> [Written problem]: Write out the records below word for word, please.

-------------------------

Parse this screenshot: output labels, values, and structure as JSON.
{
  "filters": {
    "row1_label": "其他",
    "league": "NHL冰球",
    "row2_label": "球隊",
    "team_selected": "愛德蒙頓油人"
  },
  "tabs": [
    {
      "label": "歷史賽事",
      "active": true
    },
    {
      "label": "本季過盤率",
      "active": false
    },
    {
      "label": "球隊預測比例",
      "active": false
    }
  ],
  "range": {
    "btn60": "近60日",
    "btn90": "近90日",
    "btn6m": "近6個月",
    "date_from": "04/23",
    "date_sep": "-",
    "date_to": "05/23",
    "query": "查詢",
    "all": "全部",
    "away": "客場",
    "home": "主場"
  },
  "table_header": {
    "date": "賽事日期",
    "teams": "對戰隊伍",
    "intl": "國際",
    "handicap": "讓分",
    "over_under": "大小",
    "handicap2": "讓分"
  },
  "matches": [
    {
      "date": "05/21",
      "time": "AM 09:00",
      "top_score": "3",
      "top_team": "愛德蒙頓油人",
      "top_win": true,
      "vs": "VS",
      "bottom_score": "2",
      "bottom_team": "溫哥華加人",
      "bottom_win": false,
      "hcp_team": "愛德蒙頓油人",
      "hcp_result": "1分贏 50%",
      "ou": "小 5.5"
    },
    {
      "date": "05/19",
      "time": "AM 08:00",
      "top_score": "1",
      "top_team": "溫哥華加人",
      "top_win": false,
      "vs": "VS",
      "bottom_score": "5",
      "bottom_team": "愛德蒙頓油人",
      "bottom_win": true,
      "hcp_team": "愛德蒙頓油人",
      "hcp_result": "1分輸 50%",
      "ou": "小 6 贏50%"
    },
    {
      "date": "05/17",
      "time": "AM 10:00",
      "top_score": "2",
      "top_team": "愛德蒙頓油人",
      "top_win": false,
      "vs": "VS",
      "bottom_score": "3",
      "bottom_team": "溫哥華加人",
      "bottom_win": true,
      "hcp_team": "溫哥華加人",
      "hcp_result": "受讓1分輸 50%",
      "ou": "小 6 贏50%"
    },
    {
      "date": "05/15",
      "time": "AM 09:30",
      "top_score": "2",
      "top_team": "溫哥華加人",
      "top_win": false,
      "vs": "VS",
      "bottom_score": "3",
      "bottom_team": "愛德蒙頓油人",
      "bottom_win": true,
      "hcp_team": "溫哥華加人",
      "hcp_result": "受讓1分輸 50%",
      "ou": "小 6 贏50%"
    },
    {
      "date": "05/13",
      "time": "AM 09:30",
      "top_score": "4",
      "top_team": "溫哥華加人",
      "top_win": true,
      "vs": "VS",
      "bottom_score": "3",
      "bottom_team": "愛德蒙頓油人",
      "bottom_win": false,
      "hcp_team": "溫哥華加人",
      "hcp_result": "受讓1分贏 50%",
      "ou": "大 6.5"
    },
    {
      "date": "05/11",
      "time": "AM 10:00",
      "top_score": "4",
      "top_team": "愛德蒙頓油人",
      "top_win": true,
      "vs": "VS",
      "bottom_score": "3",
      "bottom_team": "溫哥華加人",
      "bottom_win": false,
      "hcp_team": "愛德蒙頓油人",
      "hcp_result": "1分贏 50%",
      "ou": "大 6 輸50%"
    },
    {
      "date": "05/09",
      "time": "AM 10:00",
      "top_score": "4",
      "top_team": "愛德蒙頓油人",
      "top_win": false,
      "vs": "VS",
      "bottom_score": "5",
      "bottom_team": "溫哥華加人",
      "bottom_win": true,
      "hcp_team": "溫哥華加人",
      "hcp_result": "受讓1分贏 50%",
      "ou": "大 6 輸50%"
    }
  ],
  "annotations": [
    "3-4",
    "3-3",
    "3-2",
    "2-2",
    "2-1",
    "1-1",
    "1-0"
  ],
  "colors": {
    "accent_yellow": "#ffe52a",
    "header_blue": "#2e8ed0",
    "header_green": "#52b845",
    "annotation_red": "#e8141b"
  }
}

-------------------------

> [Written answer]:
Parse this screenshot: output labels, values, and structure as JSON.
{
  "filters": {
    "row1_label": "其他",
    "league": "NHL冰球",
    "row2_label": "球隊",
    "team_selected": "愛德蒙頓油人"
  },
  "tabs": [
    {
      "label": "歷史賽事",
      "active": true
    },
    {
      "label": "本季過盤率",
      "active": false
    },
    {
      "label": "球隊預測比例",
      "active": false
    }
  ],
  "range": {
    "btn60": "近60日",
    "btn90": "近90日",
    "btn6m": "近6個月",
    "date_from": "04/23",
    "date_sep": "-",
    "date_to": "05/23",
    "query": "查詢",
    "all": "全部",
    "away": "客場",
    "home": "主場"
  },
  "table_header": {
    "date": "賽事日期",
    "teams": "對戰隊伍",
    "intl": "國際",
    "handicap": "讓分",
    "over_under": "大小",
    "handicap2": "讓分"
  },
  "matches": [
    {
      "date": "05/21",
      "time": "AM 09:00",
      "top_score": "3",
      "top_team": "愛德蒙頓油人",
      "top_win": true,
      "vs": "VS",
      "bottom_score": "2",
      "bottom_team": "溫哥華加人",
      "bottom_win": false,
      "hcp_team": "愛德蒙頓油人",
      "hcp_result": "1分贏 50%",
      "ou": "小 5.5"
    },
    {
      "date": "05/19",
      "time": "AM 08:00",
      "top_score": "1",
      "top_team": "溫哥華加人",
      "top_win": false,
      "vs": "VS",
      "bottom_score": "5",
      "bottom_team": "愛德蒙頓油人",
      "bottom_win": true,
      "hcp_team": "愛德蒙頓油人",
      "hcp_result": "1分輸 50%",
      "ou": "小 6 贏50%"
    },
    {
      "date": "05/17",
      "time": "AM 10:00",
      "top_score": "2",
      "top_team": "愛德蒙頓油人",
      "top_win": false,
      "vs": "VS",
      "bottom_score": "3",
      "bottom_team": "溫哥華加人",
      "bottom_win": true,
      "hcp_team": "溫哥華加人",
      "hcp_result": "受讓1分輸 50%",
      "ou": "小 6 贏50%"
    },
    {
      "date": "05/15",
      "time": "AM 09:30",
      "top_score": "2",
      "top_team": "溫哥華加人",
      "top_win": false,
      "vs": "VS",
      "bottom_score": "3",
      "bottom_team": "愛德蒙頓油人",
      "bottom_win": true,
      "hcp_team": "溫哥華加人",
      "hcp_result": "受讓1分輸 50%",
      "ou": "小 6 贏50%"
    },
    {
      "date": "05/13",
      "time": "AM 09:30",
      "top_score": "4",
      "top_team": "溫哥華加人",
      "top_win": true,
      "vs": "VS",
      "bottom_score": "3",
      "bottom_team": "愛德蒙頓油人",
      "bottom_win": false,
      "hcp_team": "溫哥華加人",
      "hcp_result": "受讓1分贏 50%",
      "ou": "大 6.5"
    },
    {
      "date": "05/11",
      "time": "AM 10:00",
      "top_score": "4",
      "top_team": "愛德蒙頓油人",
      "top_win": true,
      "vs": "VS",
      "bottom_score": "3",
      "bottom_team": "溫哥華加人",
      "bottom_win": false,
      "hcp_team": "愛德蒙頓油人",
      "hcp_result": "1分贏 50%",
      "ou": "大 6 輸50%"
    },
    {
      "date": "05/09",
      "time": "AM 10:00",
      "top_score": "4",
      "top_team": "愛德蒙頓油人",
      "top_win": false,
      "vs": "VS",
      "bottom_score": "5",
      "bottom_team": "溫哥華加人",
      "bottom_win": true,
      "hcp_team": "溫哥華加人",
      "hcp_result": "受讓1分贏 50%",
      "ou": "大 6 輸50%"
    }
  ],
  "annotations": [
    "3-4",
    "3-3",
    "3-2",
    "2-2",
    "2-1",
    "1-1",
    "1-0"
  ],
  "colors": {
    "accent_yellow": "#ffe52a",
    "header_blue": "#2e8ed0",
    "header_green": "#52b845",
    "annotation_red": "#e8141b"
  }
}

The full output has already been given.